Extracted information »
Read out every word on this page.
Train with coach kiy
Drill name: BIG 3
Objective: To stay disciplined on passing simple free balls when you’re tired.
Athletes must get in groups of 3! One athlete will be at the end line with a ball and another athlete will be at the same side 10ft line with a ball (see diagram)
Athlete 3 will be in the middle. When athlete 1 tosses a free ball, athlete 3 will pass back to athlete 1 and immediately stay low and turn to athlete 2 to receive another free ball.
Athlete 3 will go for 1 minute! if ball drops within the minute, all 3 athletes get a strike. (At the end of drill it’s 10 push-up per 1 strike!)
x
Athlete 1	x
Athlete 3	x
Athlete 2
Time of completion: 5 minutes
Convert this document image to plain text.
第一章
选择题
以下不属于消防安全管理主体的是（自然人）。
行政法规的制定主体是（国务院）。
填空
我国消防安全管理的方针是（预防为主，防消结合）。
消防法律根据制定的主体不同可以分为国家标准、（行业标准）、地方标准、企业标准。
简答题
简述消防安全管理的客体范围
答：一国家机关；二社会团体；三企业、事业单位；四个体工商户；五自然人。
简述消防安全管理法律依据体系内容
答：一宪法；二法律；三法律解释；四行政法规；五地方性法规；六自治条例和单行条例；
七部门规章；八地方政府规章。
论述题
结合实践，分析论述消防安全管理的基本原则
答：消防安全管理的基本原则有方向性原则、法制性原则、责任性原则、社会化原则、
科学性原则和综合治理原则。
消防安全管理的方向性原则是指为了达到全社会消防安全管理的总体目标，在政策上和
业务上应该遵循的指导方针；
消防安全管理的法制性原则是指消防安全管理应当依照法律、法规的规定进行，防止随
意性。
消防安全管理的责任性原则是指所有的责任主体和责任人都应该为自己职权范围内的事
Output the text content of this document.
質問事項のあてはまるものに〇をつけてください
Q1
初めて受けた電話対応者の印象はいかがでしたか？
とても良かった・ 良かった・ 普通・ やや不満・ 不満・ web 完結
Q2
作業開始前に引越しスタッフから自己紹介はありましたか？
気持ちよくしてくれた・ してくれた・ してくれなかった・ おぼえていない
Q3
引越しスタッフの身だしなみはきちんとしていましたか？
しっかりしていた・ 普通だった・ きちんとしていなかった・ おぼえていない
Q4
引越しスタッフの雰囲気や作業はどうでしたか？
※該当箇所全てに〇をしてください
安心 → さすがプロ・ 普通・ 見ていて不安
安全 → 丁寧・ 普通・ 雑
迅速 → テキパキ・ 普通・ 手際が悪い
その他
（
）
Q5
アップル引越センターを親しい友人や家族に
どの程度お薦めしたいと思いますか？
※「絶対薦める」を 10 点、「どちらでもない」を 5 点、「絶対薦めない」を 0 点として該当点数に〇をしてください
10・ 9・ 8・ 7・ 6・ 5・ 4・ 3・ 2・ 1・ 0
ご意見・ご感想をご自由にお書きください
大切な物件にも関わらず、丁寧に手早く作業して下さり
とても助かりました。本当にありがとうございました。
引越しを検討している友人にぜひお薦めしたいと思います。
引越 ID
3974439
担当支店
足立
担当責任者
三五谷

What the task requires »
Restate the listing in full, word for word.

Written response »
Read out every word on this page.
Train with coach kiy
Drill name: BIG 3
Objective: To stay disciplined on passing simple free balls when you’re tired.
Athletes must get in groups of 3! One athlete will be at the end line with a ball and another athlete will be at the same side 10ft line with a ball (see diagram)
Athlete 3 will be in the middle. When athlete 1 tosses a free ball, athlete 3 will pass back to athlete 1 and immediately stay low and turn to athlete 2 to receive another free ball.
Athlete 3 will go for 1 minute! if ball drops within the minute, all 3 athletes get a strike. (At the end of drill it’s 10 push-up per 1 strike!)
x
Athlete 1	x
Athlete 3	x
Athlete 2
Time of completion: 5 minutes
Convert this document image to plain text.
第一章
选择题
以下不属于消防安全管理主体的是（自然人）。
行政法规的制定主体是（国务院）。
填空
我国消防安全管理的方针是（预防为主，防消结合）。
消防法律根据制定的主体不同可以分为国家标准、（行业标准）、地方标准、企业标准。
简答题
简述消防安全管理的客体范围
答：一国家机关；二社会团体；三企业、事业单位；四个体工商户；五自然人。
简述消防安全管理法律依据体系内容
答：一宪法；二法律；三法律解释；四行政法规；五地方性法规；六自治条例和单行条例；
七部门规章；八地方政府规章。
论述题
结合实践，分析论述消防安全管理的基本原则
答：消防安全管理的基本原则有方向性原则、法制性原则、责任性原则、社会化原则、
科学性原则和综合治理原则。
消防安全管理的方向性原则是指为了达到全社会消防安全管理的总体目标，在政策上和
业务上应该遵循的指导方针；
消防安全管理的法制性原则是指消防安全管理应当依照法律、法规的规定进行，防止随
意性。
消防安全管理的责任性原则是指所有的责任主体和责任人都应该为自己职权范围内的事
Output the text content of this document.
質問事項のあてはまるものに〇をつけてください
Q1
初めて受けた電話対応者の印象はいかがでしたか？
とても良かった・ 良かった・ 普通・ やや不満・ 不満・ web 完結
Q2
作業開始前に引越しスタッフから自己紹介はありましたか？
気持ちよくしてくれた・ してくれた・ してくれなかった・ おぼえていない
Q3
引越しスタッフの身だしなみはきちんとしていましたか？
しっかりしていた・ 普通だった・ きちんとしていなかった・ おぼえていない
Q4
引越しスタッフの雰囲気や作業はどうでしたか？
※該当箇所全てに〇をしてください
安心 → さすがプロ・ 普通・ 見ていて不安
安全 → 丁寧・ 普通・ 雑
迅速 → テキパキ・ 普通・ 手際が悪い
その他
（
）
Q5
アップル引越センターを親しい友人や家族に
どの程度お薦めしたいと思いますか？
※「絶対薦める」を 10 点、「どちらでもない」を 5 点、「絶対薦めない」を 0 点として該当点数に〇をしてください
10・ 9・ 8・ 7・ 6・ 5・ 4・ 3・ 2・ 1・ 0
ご意見・ご感想をご自由にお書きください
大切な物件にも関わらず、丁寧に手早く作業して下さり
とても助かりました。本当にありがとうございました。
引越しを検討している友人にぜひお薦めしたいと思います。
引越 ID
3974439
担当支店
足立
担当責任者
三五谷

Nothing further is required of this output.